§ **WHAT IS NEEDED**
Write out each record again exactly as it stands.

[start RECORDS FOR THIS TASK]

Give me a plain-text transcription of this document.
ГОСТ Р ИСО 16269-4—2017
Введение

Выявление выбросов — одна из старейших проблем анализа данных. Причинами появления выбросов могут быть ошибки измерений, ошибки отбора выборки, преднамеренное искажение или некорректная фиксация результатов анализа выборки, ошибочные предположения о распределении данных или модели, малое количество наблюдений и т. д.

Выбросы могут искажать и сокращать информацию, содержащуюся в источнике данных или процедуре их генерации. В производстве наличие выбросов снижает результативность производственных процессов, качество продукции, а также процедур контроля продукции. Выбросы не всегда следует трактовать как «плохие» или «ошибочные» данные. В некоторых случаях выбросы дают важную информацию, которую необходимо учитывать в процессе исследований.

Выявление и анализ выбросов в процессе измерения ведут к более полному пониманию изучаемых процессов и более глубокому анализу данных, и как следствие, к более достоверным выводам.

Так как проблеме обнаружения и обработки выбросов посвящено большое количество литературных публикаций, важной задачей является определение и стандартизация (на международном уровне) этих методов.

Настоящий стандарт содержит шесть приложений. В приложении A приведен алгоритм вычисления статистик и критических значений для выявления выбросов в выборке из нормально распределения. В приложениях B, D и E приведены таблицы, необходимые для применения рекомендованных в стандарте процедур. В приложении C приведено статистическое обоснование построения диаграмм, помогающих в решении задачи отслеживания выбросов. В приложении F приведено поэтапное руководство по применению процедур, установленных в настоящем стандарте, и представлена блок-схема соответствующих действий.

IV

[end RECORDS FOR THIS TASK]

§ **THE SOLUTION**
Give me a plain-text transcription of this document.
ГОСТ Р ИСО 16269-4—2017
Введение

Выявление выбросов — одна из старейших проблем анализа данных. Причинами появления выбросов могут быть ошибки измерений, ошибки отбора выборки, преднамеренное искажение или некорректная фиксация результатов анализа выборки, ошибочные предположения о распределении данных или модели, малое количество наблюдений и т. д.

Выбросы могут искажать и сокращать информацию, содержащуюся в источнике данных или процедуре их генерации. В производстве наличие выбросов снижает результативность производственных процессов, качество продукции, а также процедур контроля продукции. Выбросы не всегда следует трактовать как «плохие» или «ошибочные» данные. В некоторых случаях выбросы дают важную информацию, которую необходимо учитывать в процессе исследований.

Выявление и анализ выбросов в процессе измерения ведут к более полному пониманию изучаемых процессов и более глубокому анализу данных, и как следствие, к более достоверным выводам.

Так как проблеме обнаружения и обработки выбросов посвящено большое количество литературных публикаций, важной задачей является определение и стандартизация (на международном уровне) этих методов.

Настоящий стандарт содержит шесть приложений. В приложении A приведен алгоритм вычисления статистик и критических значений для выявления выбросов в выборке из нормально распределения. В приложениях B, D и E приведены таблицы, необходимые для применения рекомендованных в стандарте процедур. В приложении C приведено статистическое обоснование построения диаграмм, помогающих в решении задачи отслеживания выбросов. В приложении F приведено поэтапное руководство по применению процедур, установленных в настоящем стандарте, и представлена блок-схема соответствующих действий.

IV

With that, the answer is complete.